[Dataset items]

★ ★ ★ ★ ★

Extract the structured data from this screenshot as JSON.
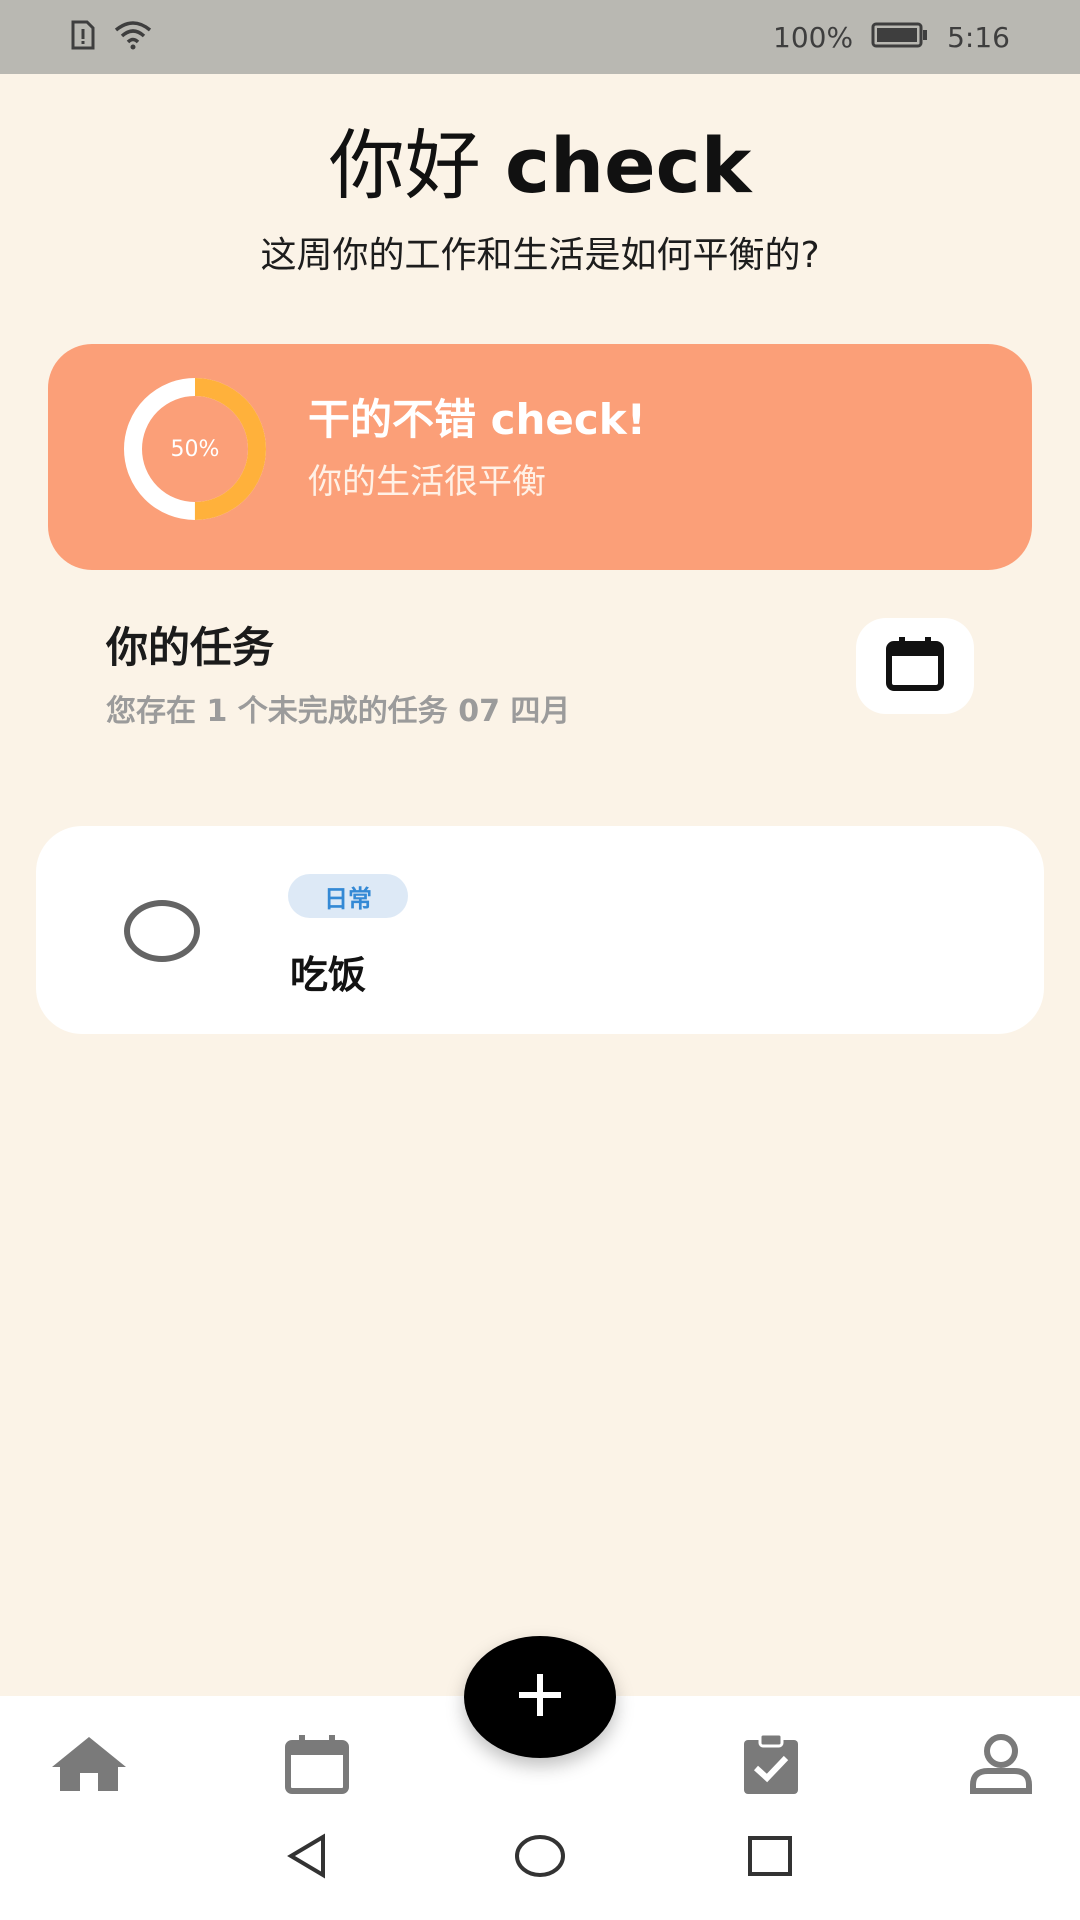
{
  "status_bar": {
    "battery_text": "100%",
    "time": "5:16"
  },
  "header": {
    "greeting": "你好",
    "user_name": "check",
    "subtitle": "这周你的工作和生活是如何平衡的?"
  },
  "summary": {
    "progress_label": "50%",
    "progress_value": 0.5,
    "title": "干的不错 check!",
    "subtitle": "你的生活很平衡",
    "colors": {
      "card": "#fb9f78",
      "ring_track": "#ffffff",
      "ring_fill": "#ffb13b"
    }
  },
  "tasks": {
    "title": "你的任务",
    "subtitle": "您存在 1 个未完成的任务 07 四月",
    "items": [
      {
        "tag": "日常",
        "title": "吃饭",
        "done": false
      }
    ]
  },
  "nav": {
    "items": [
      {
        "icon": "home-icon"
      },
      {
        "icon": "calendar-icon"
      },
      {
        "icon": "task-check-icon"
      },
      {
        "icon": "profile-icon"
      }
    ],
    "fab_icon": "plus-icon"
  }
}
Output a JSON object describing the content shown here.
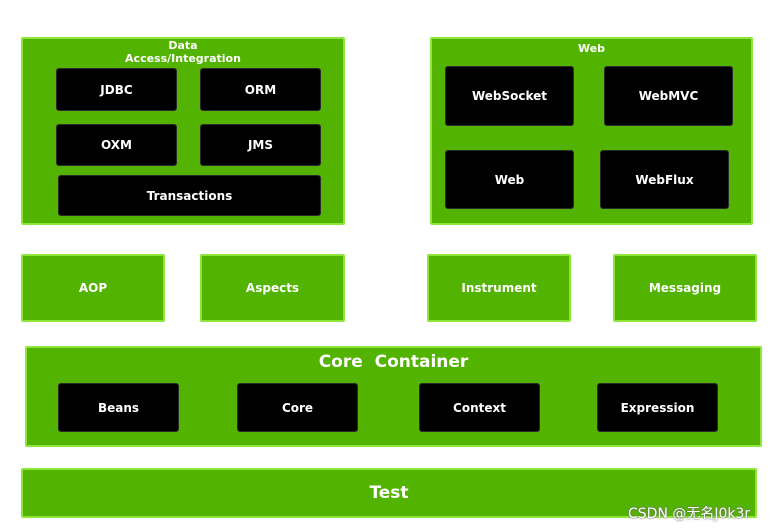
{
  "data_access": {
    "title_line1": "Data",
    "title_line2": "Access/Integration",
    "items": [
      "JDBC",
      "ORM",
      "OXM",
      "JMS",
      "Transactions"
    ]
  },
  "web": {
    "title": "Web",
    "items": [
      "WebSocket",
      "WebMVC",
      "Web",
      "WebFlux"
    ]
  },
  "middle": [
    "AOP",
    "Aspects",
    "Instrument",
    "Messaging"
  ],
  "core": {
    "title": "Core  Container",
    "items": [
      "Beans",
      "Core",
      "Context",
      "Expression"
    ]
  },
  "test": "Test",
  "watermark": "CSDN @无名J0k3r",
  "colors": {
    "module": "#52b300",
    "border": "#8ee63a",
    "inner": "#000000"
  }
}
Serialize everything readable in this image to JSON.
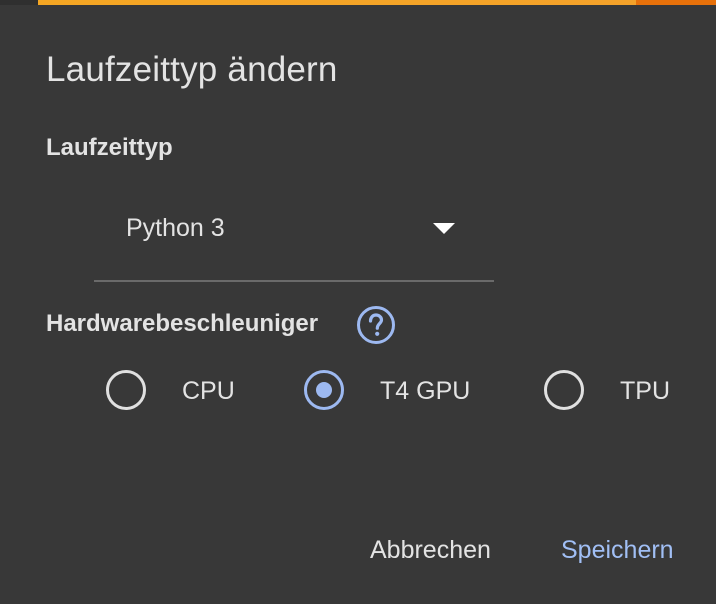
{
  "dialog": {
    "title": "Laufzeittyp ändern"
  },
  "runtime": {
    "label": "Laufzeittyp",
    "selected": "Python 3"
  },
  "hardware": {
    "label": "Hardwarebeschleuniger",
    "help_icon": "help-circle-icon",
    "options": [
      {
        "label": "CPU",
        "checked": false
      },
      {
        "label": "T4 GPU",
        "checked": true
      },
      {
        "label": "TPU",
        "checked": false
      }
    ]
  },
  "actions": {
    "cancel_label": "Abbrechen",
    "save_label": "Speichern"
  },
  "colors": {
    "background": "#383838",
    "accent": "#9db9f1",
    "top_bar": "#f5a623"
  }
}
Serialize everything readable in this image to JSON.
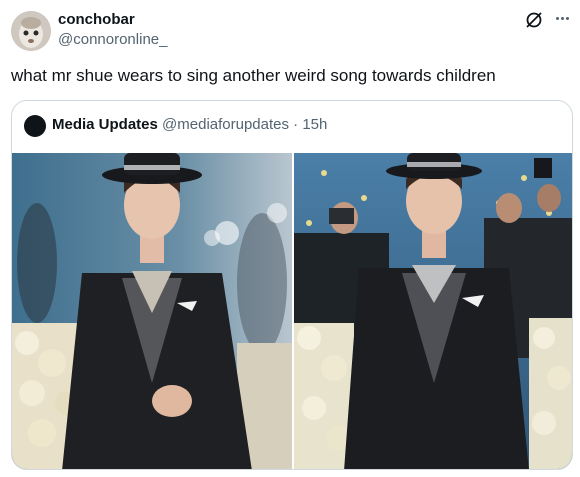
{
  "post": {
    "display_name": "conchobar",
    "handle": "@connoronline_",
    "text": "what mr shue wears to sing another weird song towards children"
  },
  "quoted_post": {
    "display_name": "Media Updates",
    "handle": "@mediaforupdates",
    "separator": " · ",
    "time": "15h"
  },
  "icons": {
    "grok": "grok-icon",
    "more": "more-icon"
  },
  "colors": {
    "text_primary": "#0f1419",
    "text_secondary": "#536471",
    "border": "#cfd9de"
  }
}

★ ★ ★ ★ ★

▸ **Written task**: Show every line from the entries above in which "handle" appears.

▸ **Right answer**:
    "handle": "@connoronline_",
    "handle": "@mediaforupdates",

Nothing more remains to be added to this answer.